■ Task prompt ■
What follows are records. Restate all of them word for word.

■ Rows ■
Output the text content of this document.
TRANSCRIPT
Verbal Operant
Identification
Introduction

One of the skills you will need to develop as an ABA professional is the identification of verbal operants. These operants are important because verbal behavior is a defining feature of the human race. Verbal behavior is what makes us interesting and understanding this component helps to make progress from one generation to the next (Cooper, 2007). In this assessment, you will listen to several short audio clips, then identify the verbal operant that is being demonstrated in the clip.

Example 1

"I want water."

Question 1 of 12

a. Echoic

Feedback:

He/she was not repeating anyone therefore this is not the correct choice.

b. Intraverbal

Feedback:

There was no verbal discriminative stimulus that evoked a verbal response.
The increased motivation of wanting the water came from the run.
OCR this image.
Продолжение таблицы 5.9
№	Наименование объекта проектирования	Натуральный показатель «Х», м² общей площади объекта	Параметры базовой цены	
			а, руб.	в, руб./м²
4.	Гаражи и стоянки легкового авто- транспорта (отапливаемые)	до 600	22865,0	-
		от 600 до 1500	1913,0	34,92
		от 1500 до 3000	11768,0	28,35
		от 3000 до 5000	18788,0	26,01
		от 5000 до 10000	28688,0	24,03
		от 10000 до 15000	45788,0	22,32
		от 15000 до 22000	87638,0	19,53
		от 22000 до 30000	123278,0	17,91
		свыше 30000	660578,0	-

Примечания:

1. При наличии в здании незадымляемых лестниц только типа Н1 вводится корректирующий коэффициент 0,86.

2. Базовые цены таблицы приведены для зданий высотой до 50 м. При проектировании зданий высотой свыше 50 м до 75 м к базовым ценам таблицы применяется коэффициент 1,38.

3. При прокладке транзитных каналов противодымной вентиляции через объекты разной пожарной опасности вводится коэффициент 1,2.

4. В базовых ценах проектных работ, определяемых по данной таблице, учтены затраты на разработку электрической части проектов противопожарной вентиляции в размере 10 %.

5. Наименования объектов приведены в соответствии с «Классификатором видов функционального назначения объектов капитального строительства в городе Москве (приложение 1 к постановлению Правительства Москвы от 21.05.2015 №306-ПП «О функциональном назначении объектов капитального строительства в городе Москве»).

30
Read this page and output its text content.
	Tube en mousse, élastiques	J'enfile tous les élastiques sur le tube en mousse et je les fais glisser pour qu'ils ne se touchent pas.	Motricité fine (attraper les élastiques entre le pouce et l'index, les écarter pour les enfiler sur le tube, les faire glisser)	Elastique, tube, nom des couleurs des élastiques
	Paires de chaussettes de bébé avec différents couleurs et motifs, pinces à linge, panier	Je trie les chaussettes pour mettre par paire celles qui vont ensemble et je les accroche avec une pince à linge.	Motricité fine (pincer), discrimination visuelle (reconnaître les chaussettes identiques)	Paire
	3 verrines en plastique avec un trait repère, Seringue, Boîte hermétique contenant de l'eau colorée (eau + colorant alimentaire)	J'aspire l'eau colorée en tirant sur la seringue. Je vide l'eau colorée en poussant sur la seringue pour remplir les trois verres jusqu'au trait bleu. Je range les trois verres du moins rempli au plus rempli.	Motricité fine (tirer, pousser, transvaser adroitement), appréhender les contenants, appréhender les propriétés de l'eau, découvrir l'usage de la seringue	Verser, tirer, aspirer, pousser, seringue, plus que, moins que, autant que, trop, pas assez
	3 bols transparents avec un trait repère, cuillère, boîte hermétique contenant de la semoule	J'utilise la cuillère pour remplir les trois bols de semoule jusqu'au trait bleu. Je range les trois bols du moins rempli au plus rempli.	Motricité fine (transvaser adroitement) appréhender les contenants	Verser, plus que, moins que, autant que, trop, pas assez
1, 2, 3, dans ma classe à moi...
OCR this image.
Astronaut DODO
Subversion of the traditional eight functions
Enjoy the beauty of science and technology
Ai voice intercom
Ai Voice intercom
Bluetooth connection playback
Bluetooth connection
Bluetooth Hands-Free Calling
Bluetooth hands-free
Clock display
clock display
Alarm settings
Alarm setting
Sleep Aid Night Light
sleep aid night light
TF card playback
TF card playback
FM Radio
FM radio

■ Completed task ■
Output the text content of this document.
TRANSCRIPT
Verbal Operant
Identification
Introduction

One of the skills you will need to develop as an ABA professional is the identification of verbal operants. These operants are important because verbal behavior is a defining feature of the human race. Verbal behavior is what makes us interesting and understanding this component helps to make progress from one generation to the next (Cooper, 2007). In this assessment, you will listen to several short audio clips, then identify the verbal operant that is being demonstrated in the clip.

Example 1

"I want water."

Question 1 of 12

a. Echoic

Feedback:

He/she was not repeating anyone therefore this is not the correct choice.

b. Intraverbal

Feedback:

There was no verbal discriminative stimulus that evoked a verbal response.
The increased motivation of wanting the water came from the run.
OCR this image.
Продолжение таблицы 5.9
№	Наименование объекта проектирования	Натуральный показатель «Х», м² общей площади объекта	Параметры базовой цены	
			а, руб.	в, руб./м²
4.	Гаражи и стоянки легкового авто- транспорта (отапливаемые)	до 600	22865,0	-
		от 600 до 1500	1913,0	34,92
		от 1500 до 3000	11768,0	28,35
		от 3000 до 5000	18788,0	26,01
		от 5000 до 10000	28688,0	24,03
		от 10000 до 15000	45788,0	22,32
		от 15000 до 22000	87638,0	19,53
		от 22000 до 30000	123278,0	17,91
		свыше 30000	660578,0	-

Примечания:

1. При наличии в здании незадымляемых лестниц только типа Н1 вводится корректирующий коэффициент 0,86.

2. Базовые цены таблицы приведены для зданий высотой до 50 м. При проектировании зданий высотой свыше 50 м до 75 м к базовым ценам таблицы применяется коэффициент 1,38.

3. При прокладке транзитных каналов противодымной вентиляции через объекты разной пожарной опасности вводится коэффициент 1,2.

4. В базовых ценах проектных работ, определяемых по данной таблице, учтены затраты на разработку электрической части проектов противопожарной вентиляции в размере 10 %.

5. Наименования объектов приведены в соответствии с «Классификатором видов функционального назначения объектов капитального строительства в городе Москве (приложение 1 к постановлению Правительства Москвы от 21.05.2015 №306-ПП «О функциональном назначении объектов капитального строительства в городе Москве»).

30
Read this page and output its text content.
	Tube en mousse, élastiques	J'enfile tous les élastiques sur le tube en mousse et je les fais glisser pour qu'ils ne se touchent pas.	Motricité fine (attraper les élastiques entre le pouce et l'index, les écarter pour les enfiler sur le tube, les faire glisser)	Elastique, tube, nom des couleurs des élastiques
	Paires de chaussettes de bébé avec différents couleurs et motifs, pinces à linge, panier	Je trie les chaussettes pour mettre par paire celles qui vont ensemble et je les accroche avec une pince à linge.	Motricité fine (pincer), discrimination visuelle (reconnaître les chaussettes identiques)	Paire
	3 verrines en plastique avec un trait repère, Seringue, Boîte hermétique contenant de l'eau colorée (eau + colorant alimentaire)	J'aspire l'eau colorée en tirant sur la seringue. Je vide l'eau colorée en poussant sur la seringue pour remplir les trois verres jusqu'au trait bleu. Je range les trois verres du moins rempli au plus rempli.	Motricité fine (tirer, pousser, transvaser adroitement), appréhender les contenants, appréhender les propriétés de l'eau, découvrir l'usage de la seringue	Verser, tirer, aspirer, pousser, seringue, plus que, moins que, autant que, trop, pas assez
	3 bols transparents avec un trait repère, cuillère, boîte hermétique contenant de la semoule	J'utilise la cuillère pour remplir les trois bols de semoule jusqu'au trait bleu. Je range les trois bols du moins rempli au plus rempli.	Motricité fine (transvaser adroitement) appréhender les contenants	Verser, plus que, moins que, autant que, trop, pas assez
1, 2, 3, dans ma classe à moi...
OCR this image.
Astronaut DODO
Subversion of the traditional eight functions
Enjoy the beauty of science and technology
Ai voice intercom
Ai Voice intercom
Bluetooth connection playback
Bluetooth connection
Bluetooth Hands-Free Calling
Bluetooth hands-free
Clock display
clock display
Alarm settings
Alarm setting
Sleep Aid Night Light
sleep aid night light
TF card playback
TF card playback
FM Radio
FM radio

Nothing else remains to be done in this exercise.